[Collected data entries]
———

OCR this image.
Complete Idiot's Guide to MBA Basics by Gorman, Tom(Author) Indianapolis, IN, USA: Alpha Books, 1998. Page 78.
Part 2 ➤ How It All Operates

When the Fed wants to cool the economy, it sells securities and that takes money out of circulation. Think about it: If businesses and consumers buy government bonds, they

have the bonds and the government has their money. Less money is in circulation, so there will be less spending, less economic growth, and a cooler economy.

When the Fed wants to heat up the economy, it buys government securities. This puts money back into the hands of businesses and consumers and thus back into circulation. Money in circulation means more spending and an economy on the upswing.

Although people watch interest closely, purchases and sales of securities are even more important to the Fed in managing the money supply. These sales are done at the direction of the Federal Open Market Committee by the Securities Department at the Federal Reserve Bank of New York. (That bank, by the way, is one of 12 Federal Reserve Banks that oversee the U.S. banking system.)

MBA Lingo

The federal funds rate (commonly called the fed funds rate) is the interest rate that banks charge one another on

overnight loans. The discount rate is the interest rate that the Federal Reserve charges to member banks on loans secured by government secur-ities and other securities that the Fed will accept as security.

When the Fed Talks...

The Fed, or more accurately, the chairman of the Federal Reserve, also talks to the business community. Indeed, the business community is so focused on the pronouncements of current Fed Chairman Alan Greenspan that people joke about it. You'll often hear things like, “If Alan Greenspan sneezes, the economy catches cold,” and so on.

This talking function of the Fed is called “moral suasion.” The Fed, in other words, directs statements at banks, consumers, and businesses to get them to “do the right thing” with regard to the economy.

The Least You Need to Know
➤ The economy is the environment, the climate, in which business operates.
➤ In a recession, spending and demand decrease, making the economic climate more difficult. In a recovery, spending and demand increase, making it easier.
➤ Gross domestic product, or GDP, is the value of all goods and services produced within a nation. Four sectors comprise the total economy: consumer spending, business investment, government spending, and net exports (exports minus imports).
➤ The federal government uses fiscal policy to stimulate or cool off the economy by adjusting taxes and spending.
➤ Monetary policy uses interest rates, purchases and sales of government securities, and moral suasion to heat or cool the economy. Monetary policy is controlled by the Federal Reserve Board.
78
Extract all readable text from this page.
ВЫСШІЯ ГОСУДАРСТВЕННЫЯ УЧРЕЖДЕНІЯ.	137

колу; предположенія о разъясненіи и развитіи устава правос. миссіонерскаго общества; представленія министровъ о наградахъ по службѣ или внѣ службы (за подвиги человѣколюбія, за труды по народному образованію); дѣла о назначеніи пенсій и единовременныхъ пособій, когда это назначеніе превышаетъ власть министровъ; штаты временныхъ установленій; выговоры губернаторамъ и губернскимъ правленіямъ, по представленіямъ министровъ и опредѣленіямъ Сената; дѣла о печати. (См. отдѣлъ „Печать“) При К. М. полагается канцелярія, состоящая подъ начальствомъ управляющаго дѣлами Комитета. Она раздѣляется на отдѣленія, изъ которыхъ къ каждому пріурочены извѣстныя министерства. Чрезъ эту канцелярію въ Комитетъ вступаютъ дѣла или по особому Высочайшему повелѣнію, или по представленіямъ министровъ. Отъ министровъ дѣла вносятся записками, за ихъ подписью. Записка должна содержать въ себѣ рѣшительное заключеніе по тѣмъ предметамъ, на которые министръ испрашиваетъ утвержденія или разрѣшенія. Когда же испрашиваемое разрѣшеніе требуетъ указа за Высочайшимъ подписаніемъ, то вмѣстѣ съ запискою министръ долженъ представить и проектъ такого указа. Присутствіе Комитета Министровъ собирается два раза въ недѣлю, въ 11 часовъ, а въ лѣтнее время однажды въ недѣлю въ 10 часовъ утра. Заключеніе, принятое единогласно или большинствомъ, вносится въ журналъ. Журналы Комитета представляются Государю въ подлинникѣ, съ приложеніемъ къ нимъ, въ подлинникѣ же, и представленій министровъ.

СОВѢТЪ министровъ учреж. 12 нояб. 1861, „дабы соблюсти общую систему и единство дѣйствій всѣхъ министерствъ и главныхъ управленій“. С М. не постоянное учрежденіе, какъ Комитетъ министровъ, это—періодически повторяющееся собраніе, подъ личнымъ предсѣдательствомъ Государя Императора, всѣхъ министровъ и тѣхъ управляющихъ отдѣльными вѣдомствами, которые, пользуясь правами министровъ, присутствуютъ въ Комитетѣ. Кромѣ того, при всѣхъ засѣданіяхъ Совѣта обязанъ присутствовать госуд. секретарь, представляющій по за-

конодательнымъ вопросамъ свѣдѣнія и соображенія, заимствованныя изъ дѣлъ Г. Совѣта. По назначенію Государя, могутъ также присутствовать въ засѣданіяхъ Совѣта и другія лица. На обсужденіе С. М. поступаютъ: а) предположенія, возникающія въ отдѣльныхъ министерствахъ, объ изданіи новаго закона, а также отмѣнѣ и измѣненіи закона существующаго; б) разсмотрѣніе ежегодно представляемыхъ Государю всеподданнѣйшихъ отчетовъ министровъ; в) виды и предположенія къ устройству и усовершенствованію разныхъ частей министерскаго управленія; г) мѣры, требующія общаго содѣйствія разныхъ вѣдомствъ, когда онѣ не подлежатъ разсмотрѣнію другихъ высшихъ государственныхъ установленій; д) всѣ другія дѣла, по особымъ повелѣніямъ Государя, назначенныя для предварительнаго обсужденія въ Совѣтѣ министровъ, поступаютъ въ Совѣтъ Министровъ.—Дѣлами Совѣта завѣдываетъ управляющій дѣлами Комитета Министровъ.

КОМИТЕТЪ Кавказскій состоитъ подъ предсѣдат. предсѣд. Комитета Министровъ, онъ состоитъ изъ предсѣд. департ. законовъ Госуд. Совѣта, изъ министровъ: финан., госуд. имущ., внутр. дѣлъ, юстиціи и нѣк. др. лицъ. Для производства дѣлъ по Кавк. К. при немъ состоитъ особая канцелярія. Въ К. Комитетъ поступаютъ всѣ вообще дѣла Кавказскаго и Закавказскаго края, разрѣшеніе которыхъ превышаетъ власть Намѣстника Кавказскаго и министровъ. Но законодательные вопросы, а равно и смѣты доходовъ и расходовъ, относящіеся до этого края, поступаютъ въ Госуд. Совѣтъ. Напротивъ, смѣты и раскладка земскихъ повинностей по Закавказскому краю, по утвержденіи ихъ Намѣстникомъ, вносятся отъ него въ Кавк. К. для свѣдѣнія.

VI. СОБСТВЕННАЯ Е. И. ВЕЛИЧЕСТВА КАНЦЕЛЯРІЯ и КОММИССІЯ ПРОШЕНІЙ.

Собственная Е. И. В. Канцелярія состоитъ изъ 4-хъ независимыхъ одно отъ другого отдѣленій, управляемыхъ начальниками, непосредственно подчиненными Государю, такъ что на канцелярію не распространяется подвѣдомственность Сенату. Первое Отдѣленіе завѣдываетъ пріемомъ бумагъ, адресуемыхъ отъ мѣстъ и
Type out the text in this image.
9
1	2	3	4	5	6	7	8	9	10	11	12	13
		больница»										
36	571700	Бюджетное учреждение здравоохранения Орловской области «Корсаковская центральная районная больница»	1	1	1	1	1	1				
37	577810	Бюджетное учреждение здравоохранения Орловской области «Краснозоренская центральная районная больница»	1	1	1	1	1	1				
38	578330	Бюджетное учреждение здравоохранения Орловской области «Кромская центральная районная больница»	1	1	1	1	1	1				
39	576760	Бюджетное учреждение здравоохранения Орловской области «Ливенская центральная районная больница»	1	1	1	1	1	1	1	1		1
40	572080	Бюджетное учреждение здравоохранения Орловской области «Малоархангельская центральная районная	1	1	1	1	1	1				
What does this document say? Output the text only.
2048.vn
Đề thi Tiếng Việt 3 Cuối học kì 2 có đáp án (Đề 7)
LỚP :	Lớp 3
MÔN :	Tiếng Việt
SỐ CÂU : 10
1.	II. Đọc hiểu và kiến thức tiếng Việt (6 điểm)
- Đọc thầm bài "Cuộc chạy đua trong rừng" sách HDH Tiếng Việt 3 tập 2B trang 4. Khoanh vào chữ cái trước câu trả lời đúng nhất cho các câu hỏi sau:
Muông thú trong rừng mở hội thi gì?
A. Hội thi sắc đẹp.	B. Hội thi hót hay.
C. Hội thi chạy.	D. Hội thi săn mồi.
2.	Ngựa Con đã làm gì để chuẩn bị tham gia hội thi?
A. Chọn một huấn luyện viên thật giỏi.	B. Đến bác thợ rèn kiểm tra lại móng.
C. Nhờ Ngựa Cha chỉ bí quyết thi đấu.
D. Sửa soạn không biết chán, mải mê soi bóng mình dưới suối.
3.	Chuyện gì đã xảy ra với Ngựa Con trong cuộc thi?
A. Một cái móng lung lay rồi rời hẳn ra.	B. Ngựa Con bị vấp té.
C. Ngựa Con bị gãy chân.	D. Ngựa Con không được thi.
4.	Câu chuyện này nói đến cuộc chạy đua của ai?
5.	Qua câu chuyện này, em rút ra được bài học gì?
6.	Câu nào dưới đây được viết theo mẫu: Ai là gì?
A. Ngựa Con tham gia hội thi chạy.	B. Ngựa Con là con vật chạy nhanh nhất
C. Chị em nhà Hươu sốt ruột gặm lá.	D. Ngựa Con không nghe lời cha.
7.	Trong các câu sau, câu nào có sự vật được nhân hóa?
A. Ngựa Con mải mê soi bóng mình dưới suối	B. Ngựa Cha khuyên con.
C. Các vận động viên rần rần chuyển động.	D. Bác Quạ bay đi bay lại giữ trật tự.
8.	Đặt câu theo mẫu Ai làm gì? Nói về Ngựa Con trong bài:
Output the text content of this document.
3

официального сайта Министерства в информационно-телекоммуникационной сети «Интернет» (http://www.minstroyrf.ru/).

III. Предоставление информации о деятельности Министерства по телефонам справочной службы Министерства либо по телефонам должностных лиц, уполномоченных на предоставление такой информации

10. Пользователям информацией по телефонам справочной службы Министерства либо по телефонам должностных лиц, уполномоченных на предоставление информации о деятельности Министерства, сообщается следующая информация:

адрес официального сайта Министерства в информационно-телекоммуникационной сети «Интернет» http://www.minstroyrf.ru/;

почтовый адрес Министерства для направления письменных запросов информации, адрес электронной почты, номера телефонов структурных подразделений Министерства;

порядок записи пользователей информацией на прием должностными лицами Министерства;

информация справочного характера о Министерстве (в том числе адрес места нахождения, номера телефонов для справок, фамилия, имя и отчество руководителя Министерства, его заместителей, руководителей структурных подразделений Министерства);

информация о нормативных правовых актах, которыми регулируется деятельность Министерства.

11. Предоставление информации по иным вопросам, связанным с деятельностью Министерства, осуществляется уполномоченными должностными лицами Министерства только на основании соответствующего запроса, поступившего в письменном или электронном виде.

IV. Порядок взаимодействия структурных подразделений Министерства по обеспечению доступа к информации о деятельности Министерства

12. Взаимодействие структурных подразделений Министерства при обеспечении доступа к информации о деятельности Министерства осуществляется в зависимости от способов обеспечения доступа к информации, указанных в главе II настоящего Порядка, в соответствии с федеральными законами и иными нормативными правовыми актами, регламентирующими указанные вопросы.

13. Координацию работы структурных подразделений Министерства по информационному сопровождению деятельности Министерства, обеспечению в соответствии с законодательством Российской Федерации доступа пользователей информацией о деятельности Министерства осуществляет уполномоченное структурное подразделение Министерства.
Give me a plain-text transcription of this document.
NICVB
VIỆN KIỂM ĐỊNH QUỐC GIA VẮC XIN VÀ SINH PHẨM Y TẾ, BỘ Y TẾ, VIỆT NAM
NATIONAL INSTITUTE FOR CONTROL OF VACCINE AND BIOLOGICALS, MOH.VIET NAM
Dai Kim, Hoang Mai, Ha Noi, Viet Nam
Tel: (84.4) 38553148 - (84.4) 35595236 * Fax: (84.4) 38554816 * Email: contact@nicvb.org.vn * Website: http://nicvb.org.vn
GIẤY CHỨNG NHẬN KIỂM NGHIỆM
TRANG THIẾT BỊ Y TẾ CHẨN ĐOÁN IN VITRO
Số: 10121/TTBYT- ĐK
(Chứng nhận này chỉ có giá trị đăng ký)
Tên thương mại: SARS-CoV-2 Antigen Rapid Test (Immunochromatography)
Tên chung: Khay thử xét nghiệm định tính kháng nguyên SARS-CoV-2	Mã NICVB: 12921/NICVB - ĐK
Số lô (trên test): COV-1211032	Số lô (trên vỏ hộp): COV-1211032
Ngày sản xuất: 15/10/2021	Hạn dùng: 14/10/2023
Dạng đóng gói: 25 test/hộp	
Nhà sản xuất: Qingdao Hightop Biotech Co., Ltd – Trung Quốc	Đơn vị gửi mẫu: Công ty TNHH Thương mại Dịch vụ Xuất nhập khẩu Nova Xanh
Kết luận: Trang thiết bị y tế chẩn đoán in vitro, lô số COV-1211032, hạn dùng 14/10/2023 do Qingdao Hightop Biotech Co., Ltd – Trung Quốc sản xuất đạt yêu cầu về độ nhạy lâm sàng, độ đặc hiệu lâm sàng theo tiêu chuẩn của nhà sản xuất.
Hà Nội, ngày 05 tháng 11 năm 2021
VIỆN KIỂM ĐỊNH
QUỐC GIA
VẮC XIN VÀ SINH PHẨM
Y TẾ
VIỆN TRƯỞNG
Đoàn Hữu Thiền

———

_Problem to work on:_
Copy all lines from the material that hold "will".

_Solution:_
have the bonds and the government has their money. Less money is in circulation, so there will be less spending, less economic growth, and a cooler economy.
overnight loans. The discount rate is the interest rate that the Federal Reserve charges to member banks on loans secured by government secur-ities and other securities that the Fed will accept as security.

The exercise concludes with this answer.